What the exercise asks:
Reproduce the stretch of the records from their start through the line containing "post-header: No.2603804 JygQcSk", both ends included.

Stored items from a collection

--------

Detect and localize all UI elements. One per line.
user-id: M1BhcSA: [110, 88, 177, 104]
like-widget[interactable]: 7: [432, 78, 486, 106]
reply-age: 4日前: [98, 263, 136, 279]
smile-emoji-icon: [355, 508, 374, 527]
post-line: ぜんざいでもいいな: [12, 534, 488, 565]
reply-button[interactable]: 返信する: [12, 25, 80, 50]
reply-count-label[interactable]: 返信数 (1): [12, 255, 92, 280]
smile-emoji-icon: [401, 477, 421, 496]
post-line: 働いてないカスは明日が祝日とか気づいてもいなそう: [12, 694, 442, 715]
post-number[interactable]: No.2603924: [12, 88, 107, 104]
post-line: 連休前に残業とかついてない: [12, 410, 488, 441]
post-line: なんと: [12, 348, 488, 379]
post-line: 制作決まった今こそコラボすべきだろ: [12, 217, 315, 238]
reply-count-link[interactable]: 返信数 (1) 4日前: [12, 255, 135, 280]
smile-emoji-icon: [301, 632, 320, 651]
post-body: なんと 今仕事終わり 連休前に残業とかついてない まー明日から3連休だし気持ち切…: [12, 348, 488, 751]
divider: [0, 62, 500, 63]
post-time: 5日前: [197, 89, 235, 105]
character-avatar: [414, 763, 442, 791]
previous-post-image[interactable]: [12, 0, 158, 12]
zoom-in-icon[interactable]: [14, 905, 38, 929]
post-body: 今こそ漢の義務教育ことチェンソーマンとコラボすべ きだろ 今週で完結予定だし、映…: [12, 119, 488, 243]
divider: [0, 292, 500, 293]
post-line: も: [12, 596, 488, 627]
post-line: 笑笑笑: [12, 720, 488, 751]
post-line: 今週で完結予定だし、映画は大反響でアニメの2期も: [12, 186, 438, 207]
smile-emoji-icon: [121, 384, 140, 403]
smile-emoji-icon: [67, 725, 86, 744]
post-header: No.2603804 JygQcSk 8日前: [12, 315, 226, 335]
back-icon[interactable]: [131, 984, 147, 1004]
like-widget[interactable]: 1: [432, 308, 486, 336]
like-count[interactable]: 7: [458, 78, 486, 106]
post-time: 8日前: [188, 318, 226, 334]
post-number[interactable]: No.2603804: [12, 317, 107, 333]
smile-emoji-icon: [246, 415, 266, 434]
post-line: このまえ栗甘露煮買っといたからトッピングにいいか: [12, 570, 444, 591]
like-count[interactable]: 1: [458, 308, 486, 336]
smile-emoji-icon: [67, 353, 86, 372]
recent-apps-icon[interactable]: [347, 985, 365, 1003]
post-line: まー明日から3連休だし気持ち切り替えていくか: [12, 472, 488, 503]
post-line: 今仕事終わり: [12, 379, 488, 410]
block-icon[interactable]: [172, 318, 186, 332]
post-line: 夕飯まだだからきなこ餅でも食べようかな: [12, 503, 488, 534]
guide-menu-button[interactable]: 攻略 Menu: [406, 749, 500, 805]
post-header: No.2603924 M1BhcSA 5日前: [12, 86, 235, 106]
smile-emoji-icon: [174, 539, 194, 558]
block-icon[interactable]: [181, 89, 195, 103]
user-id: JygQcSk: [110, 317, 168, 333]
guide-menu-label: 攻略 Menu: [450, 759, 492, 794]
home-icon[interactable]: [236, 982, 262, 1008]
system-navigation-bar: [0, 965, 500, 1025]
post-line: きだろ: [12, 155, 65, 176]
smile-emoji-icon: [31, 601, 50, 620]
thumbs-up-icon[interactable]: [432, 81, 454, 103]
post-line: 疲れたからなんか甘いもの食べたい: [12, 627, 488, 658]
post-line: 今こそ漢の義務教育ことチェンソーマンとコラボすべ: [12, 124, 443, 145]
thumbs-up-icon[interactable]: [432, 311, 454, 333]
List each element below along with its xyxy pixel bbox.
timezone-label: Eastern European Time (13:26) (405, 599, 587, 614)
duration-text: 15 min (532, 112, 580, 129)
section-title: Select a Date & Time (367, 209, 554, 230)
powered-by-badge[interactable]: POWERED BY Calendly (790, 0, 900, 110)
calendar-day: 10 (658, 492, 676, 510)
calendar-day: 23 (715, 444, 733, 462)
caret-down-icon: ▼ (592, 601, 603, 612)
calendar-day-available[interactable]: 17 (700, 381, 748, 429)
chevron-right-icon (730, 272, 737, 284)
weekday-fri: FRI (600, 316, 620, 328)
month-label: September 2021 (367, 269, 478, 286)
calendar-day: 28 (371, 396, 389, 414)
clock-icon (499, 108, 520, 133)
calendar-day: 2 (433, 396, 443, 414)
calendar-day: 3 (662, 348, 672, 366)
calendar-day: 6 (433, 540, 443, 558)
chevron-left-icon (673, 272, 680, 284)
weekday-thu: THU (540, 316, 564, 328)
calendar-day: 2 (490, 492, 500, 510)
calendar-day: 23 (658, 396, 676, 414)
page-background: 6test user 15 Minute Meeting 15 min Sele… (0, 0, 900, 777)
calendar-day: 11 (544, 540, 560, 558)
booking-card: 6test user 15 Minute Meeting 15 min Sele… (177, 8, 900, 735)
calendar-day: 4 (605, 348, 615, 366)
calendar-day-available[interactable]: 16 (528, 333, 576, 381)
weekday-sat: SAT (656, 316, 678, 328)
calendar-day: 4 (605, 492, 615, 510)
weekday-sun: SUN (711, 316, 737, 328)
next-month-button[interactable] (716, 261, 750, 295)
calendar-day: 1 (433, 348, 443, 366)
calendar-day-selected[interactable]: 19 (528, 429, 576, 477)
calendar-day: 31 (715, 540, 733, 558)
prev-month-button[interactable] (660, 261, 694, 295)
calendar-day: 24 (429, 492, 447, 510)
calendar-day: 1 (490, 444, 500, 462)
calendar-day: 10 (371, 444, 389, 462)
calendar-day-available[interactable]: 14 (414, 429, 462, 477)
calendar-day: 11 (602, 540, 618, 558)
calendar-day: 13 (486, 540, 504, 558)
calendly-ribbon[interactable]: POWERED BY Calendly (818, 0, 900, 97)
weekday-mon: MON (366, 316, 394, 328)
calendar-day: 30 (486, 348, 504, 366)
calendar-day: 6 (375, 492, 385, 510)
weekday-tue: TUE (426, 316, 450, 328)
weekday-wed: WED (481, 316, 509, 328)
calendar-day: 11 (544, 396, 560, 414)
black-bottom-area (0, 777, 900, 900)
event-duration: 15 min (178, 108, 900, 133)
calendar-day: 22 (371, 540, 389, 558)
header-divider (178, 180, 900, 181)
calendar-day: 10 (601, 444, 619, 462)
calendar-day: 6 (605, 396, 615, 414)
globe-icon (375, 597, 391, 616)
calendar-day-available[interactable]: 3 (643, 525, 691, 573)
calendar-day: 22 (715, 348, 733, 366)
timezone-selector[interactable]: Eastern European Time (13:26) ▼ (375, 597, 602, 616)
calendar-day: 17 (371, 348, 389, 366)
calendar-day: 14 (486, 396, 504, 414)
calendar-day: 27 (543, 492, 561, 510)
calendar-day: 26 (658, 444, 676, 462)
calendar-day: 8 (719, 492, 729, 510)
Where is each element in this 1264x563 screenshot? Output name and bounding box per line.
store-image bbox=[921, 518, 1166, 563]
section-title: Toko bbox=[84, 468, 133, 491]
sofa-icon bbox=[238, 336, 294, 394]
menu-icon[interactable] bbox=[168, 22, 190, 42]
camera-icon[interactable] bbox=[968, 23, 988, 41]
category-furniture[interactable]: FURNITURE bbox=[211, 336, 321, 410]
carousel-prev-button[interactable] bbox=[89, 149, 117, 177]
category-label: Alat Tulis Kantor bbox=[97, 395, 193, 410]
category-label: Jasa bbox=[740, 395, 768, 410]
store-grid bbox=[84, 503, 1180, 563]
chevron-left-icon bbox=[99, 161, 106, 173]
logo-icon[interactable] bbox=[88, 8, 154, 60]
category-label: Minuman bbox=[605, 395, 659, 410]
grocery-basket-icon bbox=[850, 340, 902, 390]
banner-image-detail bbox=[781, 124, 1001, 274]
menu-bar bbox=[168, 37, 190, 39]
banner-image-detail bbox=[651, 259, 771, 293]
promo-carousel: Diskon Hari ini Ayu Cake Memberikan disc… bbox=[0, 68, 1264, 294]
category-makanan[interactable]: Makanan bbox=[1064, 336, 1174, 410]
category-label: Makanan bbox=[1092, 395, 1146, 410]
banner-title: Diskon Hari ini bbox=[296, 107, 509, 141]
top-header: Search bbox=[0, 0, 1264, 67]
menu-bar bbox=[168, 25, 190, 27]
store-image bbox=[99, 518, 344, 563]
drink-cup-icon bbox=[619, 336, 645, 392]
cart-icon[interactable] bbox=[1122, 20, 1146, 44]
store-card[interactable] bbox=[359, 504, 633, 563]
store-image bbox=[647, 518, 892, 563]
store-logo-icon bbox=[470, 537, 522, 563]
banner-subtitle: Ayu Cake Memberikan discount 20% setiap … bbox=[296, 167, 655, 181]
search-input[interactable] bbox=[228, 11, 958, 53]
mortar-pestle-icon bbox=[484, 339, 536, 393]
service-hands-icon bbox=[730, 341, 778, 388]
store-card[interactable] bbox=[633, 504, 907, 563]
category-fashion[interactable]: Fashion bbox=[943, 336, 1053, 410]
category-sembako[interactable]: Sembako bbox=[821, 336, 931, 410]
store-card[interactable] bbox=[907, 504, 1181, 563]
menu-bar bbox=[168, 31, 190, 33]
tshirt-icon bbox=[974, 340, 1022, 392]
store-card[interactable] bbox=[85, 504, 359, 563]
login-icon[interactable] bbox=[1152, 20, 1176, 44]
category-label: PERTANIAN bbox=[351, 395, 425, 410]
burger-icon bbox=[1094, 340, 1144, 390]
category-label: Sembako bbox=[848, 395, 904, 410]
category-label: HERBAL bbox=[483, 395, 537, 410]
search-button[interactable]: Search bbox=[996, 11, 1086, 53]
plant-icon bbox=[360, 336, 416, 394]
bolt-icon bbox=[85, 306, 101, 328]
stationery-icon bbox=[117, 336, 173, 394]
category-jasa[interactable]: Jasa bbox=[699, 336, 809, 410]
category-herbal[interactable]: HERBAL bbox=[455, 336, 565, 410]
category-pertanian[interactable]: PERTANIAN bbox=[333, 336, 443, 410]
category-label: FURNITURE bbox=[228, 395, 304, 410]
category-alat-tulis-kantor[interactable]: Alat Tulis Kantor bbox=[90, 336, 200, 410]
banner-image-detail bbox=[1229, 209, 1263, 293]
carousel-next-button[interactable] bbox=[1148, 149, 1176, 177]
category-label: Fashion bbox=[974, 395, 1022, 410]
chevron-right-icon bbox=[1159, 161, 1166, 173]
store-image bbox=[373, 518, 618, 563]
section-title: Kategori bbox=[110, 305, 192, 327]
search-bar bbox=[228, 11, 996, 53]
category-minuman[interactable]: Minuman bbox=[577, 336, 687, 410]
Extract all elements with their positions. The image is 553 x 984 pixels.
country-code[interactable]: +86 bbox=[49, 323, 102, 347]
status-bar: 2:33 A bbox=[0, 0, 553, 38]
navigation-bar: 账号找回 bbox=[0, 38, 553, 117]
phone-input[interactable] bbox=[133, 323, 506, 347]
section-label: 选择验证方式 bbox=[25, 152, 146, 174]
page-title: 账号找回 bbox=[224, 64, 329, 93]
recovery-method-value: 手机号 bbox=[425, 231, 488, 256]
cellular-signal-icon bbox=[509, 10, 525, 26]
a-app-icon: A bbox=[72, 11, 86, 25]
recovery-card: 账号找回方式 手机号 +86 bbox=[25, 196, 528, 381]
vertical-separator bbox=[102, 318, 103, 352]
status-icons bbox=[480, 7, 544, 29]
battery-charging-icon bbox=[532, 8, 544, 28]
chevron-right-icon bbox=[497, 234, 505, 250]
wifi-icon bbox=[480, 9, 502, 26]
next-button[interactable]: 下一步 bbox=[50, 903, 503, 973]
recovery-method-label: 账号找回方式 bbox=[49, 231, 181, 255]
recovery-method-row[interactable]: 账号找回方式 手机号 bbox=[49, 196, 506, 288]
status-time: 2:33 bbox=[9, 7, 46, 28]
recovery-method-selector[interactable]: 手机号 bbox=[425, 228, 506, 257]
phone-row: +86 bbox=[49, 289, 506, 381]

--------

Solution below:
Detect and localize all UI elements. One per line.
user-id: M1BhcSA: [110, 88, 177, 104]
like-widget[interactable]: 7: [432, 78, 486, 106]
reply-age: 4日前: [98, 263, 136, 279]
smile-emoji-icon: [355, 508, 374, 527]
post-line: ぜんざいでもいいな: [12, 534, 488, 565]
reply-button[interactable]: 返信する: [12, 25, 80, 50]
reply-count-label[interactable]: 返信数 (1): [12, 255, 92, 280]
smile-emoji-icon: [401, 477, 421, 496]
post-line: 働いてないカスは明日が祝日とか気づいてもいなそう: [12, 694, 442, 715]
post-number[interactable]: No.2603924: [12, 88, 107, 104]
post-line: 連休前に残業とかついてない: [12, 410, 488, 441]
post-line: なんと: [12, 348, 488, 379]
post-line: 制作決まった今こそコラボすべきだろ: [12, 217, 315, 238]
reply-count-link[interactable]: 返信数 (1) 4日前: [12, 255, 135, 280]
smile-emoji-icon: [301, 632, 320, 651]
post-body: なんと 今仕事終わり 連休前に残業とかついてない まー明日から3連休だし気持ち切…: [12, 348, 488, 751]
divider: [0, 62, 500, 63]
post-time: 5日前: [197, 89, 235, 105]
character-avatar: [414, 763, 442, 791]
previous-post-image[interactable]: [12, 0, 158, 12]
zoom-in-icon[interactable]: [14, 905, 38, 929]
post-body: 今こそ漢の義務教育ことチェンソーマンとコラボすべ きだろ 今週で完結予定だし、映…: [12, 119, 488, 243]
divider: [0, 292, 500, 293]
post-line: も: [12, 596, 488, 627]
post-line: 笑笑笑: [12, 720, 488, 751]
post-line: 今週で完結予定だし、映画は大反響でアニメの2期も: [12, 186, 438, 207]
smile-emoji-icon: [121, 384, 140, 403]
smile-emoji-icon: [67, 725, 86, 744]
post-header: No.2603804 JygQcSk 8日前: [12, 315, 226, 335]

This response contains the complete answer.